*** Opening of Excerpt ***

If you can be confident and take some risks at a noisy bar, etc, you could get the number to set up a meet in a more comfortable setting that you prefer more.
Otherwise in your situation I would say find new hobbies / classes or go online (just dont put your dead fish pics all over your profile, chicks hate that haha).
Dontpanik42 11y ago
Tinder. Recently moved to London and it's an easy way for casual sex when not having much of a social life. Also a good way to get to know the city..
KyfhoMyoba 11y ago
'Daygame' something or other, by Krauser. 'Day Bang' by Roosh. I, too am (somewhat) introverted, probably not as bad as you, so I dislike bars and clubs for meeting women. My game (Speed Seduction^TM) requires the use of my voice and I just can't get good, consistent results in a club. (I'm working on a direct, 'natural' approach for clubs, and have had some interesting success, but that's for another post) With day game, you can't really do kino escalation, but you can escalate verbally, and that for me is even better. I can talk about the nastiest, darkest, most depraved shit over an outdoor table at Starbucks and have her ready to drive me to the nearest Motel 6 in a couple of hours.

*** Close of Excerpt ***
*** Opening of Provided information ***

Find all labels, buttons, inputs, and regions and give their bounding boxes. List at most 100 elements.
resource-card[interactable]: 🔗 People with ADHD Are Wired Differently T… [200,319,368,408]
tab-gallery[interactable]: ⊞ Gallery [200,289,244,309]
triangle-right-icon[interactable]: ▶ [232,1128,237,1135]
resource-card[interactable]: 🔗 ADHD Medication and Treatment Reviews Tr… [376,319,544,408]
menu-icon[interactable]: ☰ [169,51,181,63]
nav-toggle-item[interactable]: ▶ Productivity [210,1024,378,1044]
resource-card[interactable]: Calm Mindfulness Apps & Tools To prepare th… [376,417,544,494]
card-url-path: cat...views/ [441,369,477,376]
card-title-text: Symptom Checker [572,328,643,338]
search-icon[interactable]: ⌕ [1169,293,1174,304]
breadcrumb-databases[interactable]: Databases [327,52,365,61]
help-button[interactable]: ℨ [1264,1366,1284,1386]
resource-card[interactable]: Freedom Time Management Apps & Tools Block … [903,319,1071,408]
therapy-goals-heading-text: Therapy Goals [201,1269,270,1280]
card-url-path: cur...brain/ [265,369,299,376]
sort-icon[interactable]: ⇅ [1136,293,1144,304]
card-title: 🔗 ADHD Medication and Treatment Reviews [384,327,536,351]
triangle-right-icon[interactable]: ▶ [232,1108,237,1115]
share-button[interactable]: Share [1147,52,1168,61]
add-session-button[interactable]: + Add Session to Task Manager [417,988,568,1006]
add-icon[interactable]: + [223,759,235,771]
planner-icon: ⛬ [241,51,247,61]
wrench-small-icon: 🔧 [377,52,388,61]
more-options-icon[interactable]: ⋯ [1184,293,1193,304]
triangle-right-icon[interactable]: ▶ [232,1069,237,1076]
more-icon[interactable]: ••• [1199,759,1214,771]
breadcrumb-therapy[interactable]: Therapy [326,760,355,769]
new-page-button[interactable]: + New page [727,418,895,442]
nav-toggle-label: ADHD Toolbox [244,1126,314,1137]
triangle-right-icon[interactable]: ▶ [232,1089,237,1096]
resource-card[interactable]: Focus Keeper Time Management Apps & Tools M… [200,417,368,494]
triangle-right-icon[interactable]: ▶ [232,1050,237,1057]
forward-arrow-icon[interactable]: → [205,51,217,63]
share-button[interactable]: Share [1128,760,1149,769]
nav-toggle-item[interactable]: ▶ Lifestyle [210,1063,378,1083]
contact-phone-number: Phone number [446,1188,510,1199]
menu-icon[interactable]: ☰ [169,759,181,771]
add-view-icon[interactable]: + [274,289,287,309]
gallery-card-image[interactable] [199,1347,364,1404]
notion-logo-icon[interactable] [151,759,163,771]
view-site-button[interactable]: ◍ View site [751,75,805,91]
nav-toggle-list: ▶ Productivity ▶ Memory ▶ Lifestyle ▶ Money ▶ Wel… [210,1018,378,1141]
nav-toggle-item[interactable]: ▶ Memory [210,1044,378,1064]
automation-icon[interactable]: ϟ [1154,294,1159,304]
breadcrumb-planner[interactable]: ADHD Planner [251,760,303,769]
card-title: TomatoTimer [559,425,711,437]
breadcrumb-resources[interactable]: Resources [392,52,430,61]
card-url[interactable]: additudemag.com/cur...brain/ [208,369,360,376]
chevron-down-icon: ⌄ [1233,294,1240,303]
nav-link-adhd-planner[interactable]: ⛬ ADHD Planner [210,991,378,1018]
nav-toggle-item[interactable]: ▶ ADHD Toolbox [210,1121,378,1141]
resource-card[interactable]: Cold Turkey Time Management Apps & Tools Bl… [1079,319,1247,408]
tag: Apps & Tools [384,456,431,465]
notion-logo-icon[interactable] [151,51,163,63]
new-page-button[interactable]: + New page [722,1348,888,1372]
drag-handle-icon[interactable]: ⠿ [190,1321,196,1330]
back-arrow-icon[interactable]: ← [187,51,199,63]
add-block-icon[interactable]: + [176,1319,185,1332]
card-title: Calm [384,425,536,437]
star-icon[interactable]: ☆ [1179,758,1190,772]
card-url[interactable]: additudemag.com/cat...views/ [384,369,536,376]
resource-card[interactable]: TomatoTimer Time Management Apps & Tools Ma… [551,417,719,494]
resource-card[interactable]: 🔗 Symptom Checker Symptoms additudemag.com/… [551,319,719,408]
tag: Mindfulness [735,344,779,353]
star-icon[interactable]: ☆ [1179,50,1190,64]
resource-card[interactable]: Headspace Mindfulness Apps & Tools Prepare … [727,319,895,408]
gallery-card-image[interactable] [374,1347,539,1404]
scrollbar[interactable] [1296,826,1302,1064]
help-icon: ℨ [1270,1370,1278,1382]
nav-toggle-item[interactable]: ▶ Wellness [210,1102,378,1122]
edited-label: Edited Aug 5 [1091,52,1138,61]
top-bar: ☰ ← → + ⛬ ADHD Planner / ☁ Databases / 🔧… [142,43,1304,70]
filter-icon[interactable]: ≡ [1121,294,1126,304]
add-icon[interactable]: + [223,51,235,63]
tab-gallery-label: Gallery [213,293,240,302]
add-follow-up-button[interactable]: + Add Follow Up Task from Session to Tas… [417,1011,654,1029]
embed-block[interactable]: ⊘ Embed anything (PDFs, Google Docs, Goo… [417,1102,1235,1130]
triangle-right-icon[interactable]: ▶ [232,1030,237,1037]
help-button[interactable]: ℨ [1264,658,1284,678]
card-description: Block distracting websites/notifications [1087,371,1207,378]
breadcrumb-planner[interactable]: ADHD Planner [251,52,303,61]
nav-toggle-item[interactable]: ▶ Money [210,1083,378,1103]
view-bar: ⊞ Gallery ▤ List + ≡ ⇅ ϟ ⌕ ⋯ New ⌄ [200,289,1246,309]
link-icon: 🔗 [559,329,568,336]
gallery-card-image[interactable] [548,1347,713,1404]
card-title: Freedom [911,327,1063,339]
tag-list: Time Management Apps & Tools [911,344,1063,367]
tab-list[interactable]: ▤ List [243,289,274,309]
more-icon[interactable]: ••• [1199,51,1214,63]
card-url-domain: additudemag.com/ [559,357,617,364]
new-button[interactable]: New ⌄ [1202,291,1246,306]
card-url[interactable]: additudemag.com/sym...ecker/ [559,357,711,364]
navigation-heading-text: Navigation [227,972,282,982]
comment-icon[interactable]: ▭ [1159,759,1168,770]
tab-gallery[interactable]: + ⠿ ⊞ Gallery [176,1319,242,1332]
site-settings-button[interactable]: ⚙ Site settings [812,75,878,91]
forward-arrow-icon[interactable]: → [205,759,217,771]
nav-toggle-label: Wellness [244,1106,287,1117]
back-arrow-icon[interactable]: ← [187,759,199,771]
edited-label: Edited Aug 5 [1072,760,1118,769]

*** Close of Provided information ***

> Activity
Write out, word for word, the stretch of the thread on meeting women from "If you can be" through "know the city..".

> Exercise answer
If you can be confident and take some risks at a noisy bar, etc, you could get the number to set up a meet in a more comfortable setting that you prefer more.
Otherwise in your situation I would say find new hobbies / classes or go online (just dont put your dead fish pics all over your profile, chicks hate that haha).
Dontpanik42 11y ago
Tinder. Recently moved to London and it's an easy way for casual sex when not having much of a social life. Also a good way to get to know the city..